(Data extracted from a collection)
--- Begin ---

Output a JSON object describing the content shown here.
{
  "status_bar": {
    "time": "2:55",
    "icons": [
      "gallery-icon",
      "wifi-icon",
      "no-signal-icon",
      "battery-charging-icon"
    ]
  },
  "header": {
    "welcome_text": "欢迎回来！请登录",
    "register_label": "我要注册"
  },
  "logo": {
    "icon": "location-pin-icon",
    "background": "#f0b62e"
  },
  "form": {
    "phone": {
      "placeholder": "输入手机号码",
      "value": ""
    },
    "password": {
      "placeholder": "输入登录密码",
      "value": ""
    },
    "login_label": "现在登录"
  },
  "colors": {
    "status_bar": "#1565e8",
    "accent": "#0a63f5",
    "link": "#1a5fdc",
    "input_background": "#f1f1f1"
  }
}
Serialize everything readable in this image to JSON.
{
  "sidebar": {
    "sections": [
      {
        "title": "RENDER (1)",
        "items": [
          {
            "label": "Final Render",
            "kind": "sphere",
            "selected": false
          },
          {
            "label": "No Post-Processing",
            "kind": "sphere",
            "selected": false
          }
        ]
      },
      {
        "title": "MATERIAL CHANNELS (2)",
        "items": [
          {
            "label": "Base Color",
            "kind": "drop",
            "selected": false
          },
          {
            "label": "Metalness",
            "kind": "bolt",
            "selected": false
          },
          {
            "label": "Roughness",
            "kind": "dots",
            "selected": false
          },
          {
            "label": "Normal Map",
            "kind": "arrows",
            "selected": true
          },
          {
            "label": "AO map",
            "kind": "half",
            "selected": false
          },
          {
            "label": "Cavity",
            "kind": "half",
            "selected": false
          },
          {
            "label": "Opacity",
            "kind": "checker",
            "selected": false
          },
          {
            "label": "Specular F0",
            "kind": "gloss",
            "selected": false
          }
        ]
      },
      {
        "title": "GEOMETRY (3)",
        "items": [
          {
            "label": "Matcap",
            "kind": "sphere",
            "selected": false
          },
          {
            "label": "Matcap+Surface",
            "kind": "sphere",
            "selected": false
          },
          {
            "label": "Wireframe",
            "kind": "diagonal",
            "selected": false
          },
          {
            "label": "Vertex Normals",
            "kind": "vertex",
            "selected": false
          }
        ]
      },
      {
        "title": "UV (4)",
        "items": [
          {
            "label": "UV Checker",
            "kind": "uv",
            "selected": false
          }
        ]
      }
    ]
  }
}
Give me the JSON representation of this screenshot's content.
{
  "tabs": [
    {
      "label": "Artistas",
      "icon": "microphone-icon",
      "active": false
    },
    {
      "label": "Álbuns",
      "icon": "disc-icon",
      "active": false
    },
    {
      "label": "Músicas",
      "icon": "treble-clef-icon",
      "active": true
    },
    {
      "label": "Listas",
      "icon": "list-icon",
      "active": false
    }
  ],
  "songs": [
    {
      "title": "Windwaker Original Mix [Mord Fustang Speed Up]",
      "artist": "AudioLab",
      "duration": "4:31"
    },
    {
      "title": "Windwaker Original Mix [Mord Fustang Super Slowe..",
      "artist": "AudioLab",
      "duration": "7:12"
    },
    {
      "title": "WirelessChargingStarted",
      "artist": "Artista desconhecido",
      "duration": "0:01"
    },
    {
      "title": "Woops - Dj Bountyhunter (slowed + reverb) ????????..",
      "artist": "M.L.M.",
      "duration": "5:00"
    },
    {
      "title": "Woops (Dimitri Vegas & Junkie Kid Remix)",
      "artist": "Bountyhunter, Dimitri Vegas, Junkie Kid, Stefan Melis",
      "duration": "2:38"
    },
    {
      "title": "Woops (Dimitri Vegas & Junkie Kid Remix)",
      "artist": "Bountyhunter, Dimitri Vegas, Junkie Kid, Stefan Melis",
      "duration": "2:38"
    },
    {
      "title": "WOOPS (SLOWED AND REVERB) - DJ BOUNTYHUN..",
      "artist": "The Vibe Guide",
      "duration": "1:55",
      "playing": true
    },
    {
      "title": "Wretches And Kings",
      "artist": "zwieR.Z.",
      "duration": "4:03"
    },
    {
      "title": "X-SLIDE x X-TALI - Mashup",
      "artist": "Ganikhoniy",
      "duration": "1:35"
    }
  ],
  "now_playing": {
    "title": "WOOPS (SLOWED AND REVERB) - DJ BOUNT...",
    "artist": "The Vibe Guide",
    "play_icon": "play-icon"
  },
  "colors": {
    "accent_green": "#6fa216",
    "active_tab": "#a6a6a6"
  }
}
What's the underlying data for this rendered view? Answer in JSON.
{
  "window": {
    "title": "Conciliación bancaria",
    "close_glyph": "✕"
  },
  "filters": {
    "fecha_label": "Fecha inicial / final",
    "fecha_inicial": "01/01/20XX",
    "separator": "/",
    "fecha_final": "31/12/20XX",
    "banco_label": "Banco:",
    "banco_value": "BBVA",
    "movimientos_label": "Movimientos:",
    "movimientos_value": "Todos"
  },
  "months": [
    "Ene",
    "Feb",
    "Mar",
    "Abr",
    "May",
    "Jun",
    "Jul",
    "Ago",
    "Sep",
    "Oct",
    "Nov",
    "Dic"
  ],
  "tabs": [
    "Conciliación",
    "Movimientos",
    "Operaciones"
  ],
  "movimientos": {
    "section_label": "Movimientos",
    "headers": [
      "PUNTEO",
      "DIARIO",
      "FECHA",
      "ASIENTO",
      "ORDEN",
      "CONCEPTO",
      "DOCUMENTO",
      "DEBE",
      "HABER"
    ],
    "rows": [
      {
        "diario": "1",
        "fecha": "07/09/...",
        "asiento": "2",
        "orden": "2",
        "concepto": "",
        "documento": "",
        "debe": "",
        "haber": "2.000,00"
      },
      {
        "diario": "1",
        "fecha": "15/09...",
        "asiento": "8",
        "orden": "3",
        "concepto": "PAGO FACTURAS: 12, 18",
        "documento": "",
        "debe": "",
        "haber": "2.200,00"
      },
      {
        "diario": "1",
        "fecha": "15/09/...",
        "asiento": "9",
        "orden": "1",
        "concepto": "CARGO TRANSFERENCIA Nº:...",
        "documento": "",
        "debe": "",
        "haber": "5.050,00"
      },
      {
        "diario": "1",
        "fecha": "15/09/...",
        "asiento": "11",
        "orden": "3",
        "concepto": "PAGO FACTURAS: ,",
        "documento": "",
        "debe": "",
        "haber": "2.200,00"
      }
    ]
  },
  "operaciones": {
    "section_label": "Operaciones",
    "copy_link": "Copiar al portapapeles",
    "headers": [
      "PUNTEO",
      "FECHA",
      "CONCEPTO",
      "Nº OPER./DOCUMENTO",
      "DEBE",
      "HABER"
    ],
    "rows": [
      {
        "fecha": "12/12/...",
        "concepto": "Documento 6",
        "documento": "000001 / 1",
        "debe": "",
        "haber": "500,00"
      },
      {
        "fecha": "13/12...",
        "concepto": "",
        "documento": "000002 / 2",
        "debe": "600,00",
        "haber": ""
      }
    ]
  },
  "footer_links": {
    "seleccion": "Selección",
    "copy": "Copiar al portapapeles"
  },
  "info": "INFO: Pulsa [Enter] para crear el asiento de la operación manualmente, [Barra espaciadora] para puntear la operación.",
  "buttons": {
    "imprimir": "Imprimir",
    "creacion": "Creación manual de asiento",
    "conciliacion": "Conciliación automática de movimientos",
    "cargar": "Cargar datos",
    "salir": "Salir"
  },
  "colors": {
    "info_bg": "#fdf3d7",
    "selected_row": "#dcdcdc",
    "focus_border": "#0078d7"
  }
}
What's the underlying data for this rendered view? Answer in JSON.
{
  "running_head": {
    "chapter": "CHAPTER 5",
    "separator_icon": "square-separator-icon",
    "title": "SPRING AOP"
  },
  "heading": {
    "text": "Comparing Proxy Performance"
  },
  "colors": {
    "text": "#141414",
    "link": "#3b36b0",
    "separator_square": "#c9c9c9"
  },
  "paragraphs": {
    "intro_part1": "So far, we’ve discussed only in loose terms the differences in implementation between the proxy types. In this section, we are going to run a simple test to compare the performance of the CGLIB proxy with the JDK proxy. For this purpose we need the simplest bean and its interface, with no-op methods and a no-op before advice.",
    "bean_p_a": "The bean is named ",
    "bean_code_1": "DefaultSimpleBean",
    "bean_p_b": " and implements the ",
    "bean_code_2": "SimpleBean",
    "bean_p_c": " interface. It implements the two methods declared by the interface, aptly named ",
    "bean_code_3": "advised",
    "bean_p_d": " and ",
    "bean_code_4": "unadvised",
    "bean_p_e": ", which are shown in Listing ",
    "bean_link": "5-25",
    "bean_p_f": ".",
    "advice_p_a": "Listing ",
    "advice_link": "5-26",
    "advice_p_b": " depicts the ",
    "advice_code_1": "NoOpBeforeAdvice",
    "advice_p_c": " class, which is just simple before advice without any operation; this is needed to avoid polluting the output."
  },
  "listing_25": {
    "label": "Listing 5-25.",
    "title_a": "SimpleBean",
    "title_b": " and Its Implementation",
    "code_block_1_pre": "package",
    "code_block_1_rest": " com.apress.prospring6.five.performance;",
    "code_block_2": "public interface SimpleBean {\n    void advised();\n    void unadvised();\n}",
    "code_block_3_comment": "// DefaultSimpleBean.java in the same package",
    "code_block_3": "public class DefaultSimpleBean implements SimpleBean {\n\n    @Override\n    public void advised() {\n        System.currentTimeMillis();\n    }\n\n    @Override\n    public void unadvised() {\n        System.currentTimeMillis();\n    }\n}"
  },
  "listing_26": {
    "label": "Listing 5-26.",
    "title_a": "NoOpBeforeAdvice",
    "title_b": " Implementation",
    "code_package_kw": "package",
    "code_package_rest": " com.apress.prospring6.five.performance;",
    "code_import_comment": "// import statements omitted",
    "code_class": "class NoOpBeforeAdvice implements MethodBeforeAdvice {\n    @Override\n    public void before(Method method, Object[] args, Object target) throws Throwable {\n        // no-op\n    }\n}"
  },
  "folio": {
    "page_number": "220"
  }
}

--- End ---

# What is required
Show every line from the entries above in which "Guide" appears.

# Finished answer
      "artist": "The Vibe Guide",
    "artist": "The Vibe Guide",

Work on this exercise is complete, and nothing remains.